What you are asked to do
Give the data below again exactly as written, without its pictures.

Provided material
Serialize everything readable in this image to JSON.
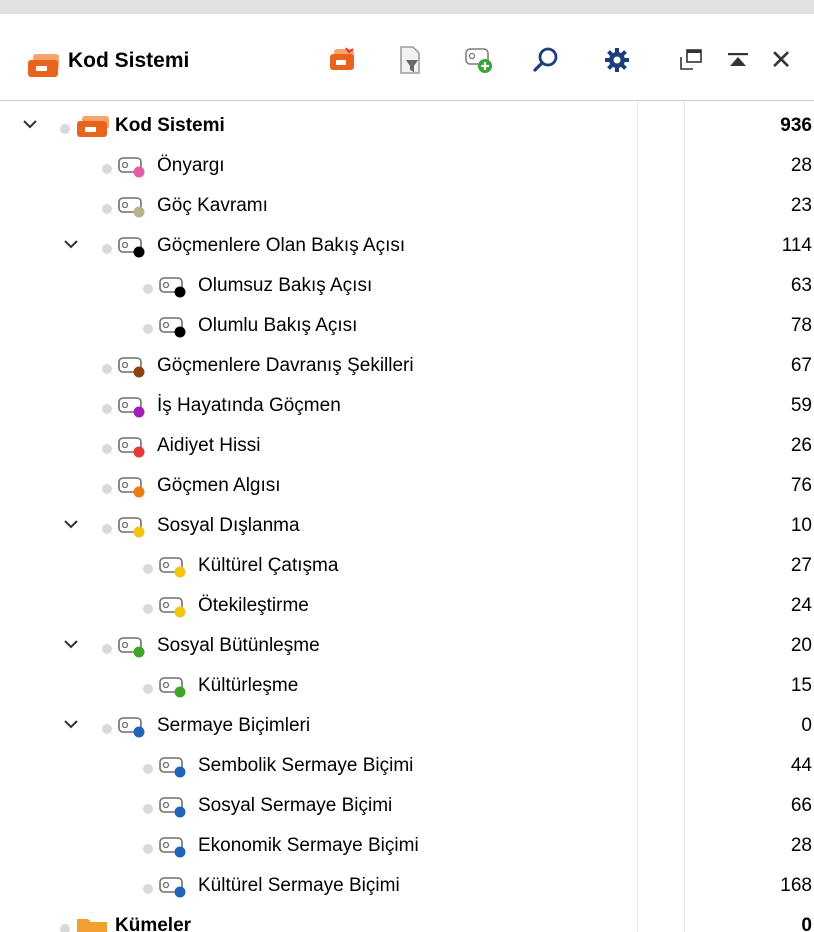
{
  "header": {
    "title": "Kod Sistemi",
    "accent": "#e8641e"
  },
  "toolbar": {
    "icons": [
      "new-code-system-icon",
      "filter-icon",
      "add-code-icon",
      "search-icon",
      "settings-icon",
      "undock-icon",
      "collapse-icon",
      "close-icon"
    ]
  },
  "rows": [
    {
      "label": "Kod Sistemi",
      "count": "936",
      "bold": true,
      "color": "#e8641e",
      "type": "root"
    },
    {
      "label": "Önyargı",
      "count": "28",
      "color": "#e060a8"
    },
    {
      "label": "Göç Kavramı",
      "count": "23",
      "color": "#b8b48a"
    },
    {
      "label": "Göçmenlere Olan Bakış Açısı",
      "count": "114",
      "color": "#000000"
    },
    {
      "label": "Olumsuz Bakış Açısı",
      "count": "63",
      "color": "#000000"
    },
    {
      "label": "Olumlu Bakış Açısı",
      "count": "78",
      "color": "#000000"
    },
    {
      "label": "Göçmenlere Davranış Şekilleri",
      "count": "67",
      "color": "#8b4513"
    },
    {
      "label": "İş Hayatında Göçmen",
      "count": "59",
      "color": "#a020b8"
    },
    {
      "label": "Aidiyet Hissi",
      "count": "26",
      "color": "#e53935"
    },
    {
      "label": "Göçmen Algısı",
      "count": "76",
      "color": "#ee7b18"
    },
    {
      "label": "Sosyal Dışlanma",
      "count": "10",
      "color": "#f2c40f"
    },
    {
      "label": "Kültürel Çatışma",
      "count": "27",
      "color": "#f2c40f"
    },
    {
      "label": "Ötekileştirme",
      "count": "24",
      "color": "#f2c40f"
    },
    {
      "label": "Sosyal Bütünleşme",
      "count": "20",
      "color": "#43a42b"
    },
    {
      "label": "Kültürleşme",
      "count": "15",
      "color": "#43a42b"
    },
    {
      "label": "Sermaye Biçimleri",
      "count": "0",
      "color": "#2464b4"
    },
    {
      "label": "Sembolik Sermaye Biçimi",
      "count": "44",
      "color": "#2464b4"
    },
    {
      "label": "Sosyal Sermaye Biçimi",
      "count": "66",
      "color": "#2464b4"
    },
    {
      "label": "Ekonomik Sermaye Biçimi",
      "count": "28",
      "color": "#2464b4"
    },
    {
      "label": "Kültürel Sermaye Biçimi",
      "count": "168",
      "color": "#2464b4"
    },
    {
      "label": "Kümeler",
      "count": "0",
      "bold": true,
      "color": "#f0a030",
      "type": "folder"
    }
  ]
}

The answer
Serialize everything readable in this image to JSON.
{
  "header": {
    "title": "Kod Sistemi",
    "accent": "#e8641e"
  },
  "toolbar": {
    "icons": [
      "new-code-system-icon",
      "filter-icon",
      "add-code-icon",
      "search-icon",
      "settings-icon",
      "undock-icon",
      "collapse-icon",
      "close-icon"
    ]
  },
  "rows": [
    {
      "label": "Kod Sistemi",
      "count": "936",
      "bold": true,
      "color": "#e8641e",
      "type": "root"
    },
    {
      "label": "Önyargı",
      "count": "28",
      "color": "#e060a8"
    },
    {
      "label": "Göç Kavramı",
      "count": "23",
      "color": "#b8b48a"
    },
    {
      "label": "Göçmenlere Olan Bakış Açısı",
      "count": "114",
      "color": "#000000"
    },
    {
      "label": "Olumsuz Bakış Açısı",
      "count": "63",
      "color": "#000000"
    },
    {
      "label": "Olumlu Bakış Açısı",
      "count": "78",
      "color": "#000000"
    },
    {
      "label": "Göçmenlere Davranış Şekilleri",
      "count": "67",
      "color": "#8b4513"
    },
    {
      "label": "İş Hayatında Göçmen",
      "count": "59",
      "color": "#a020b8"
    },
    {
      "label": "Aidiyet Hissi",
      "count": "26",
      "color": "#e53935"
    },
    {
      "label": "Göçmen Algısı",
      "count": "76",
      "color": "#ee7b18"
    },
    {
      "label": "Sosyal Dışlanma",
      "count": "10",
      "color": "#f2c40f"
    },
    {
      "label": "Kültürel Çatışma",
      "count": "27",
      "color": "#f2c40f"
    },
    {
      "label": "Ötekileştirme",
      "count": "24",
      "color": "#f2c40f"
    },
    {
      "label": "Sosyal Bütünleşme",
      "count": "20",
      "color": "#43a42b"
    },
    {
      "label": "Kültürleşme",
      "count": "15",
      "color": "#43a42b"
    },
    {
      "label": "Sermaye Biçimleri",
      "count": "0",
      "color": "#2464b4"
    },
    {
      "label": "Sembolik Sermaye Biçimi",
      "count": "44",
      "color": "#2464b4"
    },
    {
      "label": "Sosyal Sermaye Biçimi",
      "count": "66",
      "color": "#2464b4"
    },
    {
      "label": "Ekonomik Sermaye Biçimi",
      "count": "28",
      "color": "#2464b4"
    },
    {
      "label": "Kültürel Sermaye Biçimi",
      "count": "168",
      "color": "#2464b4"
    },
    {
      "label": "Kümeler",
      "count": "0",
      "bold": true,
      "color": "#f0a030",
      "type": "folder"
    }
  ]
}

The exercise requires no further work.